In the material below, find every line with "defined" and pull it out.
begin Given records
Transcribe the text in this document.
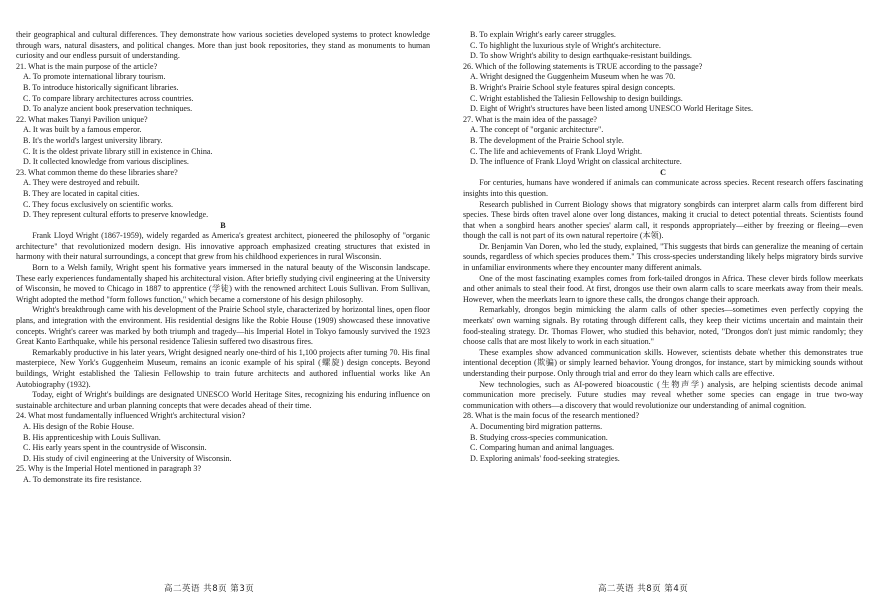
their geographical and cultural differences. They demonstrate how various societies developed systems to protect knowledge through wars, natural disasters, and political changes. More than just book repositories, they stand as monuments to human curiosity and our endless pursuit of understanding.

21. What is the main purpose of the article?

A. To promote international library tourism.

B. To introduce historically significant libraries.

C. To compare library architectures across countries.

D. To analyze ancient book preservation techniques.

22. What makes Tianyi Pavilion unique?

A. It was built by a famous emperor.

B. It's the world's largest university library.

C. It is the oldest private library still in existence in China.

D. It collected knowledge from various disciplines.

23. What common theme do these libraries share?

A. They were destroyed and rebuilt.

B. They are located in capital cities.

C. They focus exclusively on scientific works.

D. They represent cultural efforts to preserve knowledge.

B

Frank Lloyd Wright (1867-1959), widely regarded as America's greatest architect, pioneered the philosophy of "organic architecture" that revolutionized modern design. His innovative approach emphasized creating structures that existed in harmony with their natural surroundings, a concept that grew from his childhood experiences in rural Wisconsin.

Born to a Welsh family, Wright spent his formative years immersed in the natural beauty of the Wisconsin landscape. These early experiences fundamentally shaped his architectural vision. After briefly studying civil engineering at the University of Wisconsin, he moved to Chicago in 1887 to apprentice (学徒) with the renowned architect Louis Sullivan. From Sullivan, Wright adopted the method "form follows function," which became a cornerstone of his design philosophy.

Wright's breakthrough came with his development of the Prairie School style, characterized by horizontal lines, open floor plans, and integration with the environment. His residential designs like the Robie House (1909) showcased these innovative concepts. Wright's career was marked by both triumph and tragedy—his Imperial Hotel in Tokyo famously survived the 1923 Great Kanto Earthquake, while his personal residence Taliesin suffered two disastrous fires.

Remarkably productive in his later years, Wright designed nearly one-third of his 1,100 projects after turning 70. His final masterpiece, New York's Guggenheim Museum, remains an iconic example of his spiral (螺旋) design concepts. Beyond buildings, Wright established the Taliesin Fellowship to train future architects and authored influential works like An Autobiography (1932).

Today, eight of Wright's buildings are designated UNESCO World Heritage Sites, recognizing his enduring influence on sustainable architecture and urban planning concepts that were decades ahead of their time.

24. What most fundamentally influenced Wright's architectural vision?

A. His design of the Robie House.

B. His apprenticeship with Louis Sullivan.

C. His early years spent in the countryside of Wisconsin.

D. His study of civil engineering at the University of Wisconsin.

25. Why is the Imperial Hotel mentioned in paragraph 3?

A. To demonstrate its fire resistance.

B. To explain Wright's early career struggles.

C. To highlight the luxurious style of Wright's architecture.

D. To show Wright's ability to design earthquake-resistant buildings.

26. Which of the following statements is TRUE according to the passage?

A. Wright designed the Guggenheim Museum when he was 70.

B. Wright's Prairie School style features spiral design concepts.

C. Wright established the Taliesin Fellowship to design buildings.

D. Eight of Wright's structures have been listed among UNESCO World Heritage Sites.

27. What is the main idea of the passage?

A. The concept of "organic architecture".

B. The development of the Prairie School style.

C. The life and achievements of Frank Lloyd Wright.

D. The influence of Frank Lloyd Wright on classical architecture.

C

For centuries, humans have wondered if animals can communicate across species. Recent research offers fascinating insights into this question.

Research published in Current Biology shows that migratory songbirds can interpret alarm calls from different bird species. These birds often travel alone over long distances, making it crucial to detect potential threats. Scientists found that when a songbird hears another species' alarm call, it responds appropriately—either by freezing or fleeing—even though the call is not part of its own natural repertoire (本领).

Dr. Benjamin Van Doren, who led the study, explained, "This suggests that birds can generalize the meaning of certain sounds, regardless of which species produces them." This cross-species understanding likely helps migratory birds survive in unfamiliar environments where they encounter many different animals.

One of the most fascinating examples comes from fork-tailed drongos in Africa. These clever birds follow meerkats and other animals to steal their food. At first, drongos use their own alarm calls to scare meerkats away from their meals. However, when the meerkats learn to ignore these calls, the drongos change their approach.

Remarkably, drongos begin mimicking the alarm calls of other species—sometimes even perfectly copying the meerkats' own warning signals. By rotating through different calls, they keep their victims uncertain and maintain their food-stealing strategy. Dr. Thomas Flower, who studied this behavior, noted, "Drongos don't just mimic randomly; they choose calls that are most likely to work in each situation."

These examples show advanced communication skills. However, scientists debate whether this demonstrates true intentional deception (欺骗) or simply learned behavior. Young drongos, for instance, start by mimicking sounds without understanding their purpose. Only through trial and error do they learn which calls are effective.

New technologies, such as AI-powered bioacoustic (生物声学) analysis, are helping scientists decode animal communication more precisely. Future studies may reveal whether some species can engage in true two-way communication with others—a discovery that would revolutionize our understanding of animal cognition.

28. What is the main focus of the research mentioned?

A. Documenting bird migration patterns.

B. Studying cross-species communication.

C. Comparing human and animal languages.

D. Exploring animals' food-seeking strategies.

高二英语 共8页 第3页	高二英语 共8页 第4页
end Given records
begin Given records
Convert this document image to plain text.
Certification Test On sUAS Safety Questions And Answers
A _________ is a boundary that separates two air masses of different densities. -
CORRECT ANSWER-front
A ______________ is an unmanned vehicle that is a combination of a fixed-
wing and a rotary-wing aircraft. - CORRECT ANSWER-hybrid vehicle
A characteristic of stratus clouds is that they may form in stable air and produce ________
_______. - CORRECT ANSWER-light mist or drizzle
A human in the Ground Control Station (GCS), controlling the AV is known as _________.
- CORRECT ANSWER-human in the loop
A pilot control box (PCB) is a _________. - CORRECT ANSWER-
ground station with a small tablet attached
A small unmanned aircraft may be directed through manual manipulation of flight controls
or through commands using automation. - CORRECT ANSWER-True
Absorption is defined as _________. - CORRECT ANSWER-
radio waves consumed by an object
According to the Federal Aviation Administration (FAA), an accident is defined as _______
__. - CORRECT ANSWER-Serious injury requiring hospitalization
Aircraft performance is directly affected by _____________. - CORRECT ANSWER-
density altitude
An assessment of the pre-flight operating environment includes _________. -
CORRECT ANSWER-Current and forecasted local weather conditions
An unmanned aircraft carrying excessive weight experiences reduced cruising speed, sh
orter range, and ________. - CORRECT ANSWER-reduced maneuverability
end Given records
__Exercise response__.
Absorption is defined as _________. - CORRECT ANSWER-
According to the Federal Aviation Administration (FAA), an accident is defined as _______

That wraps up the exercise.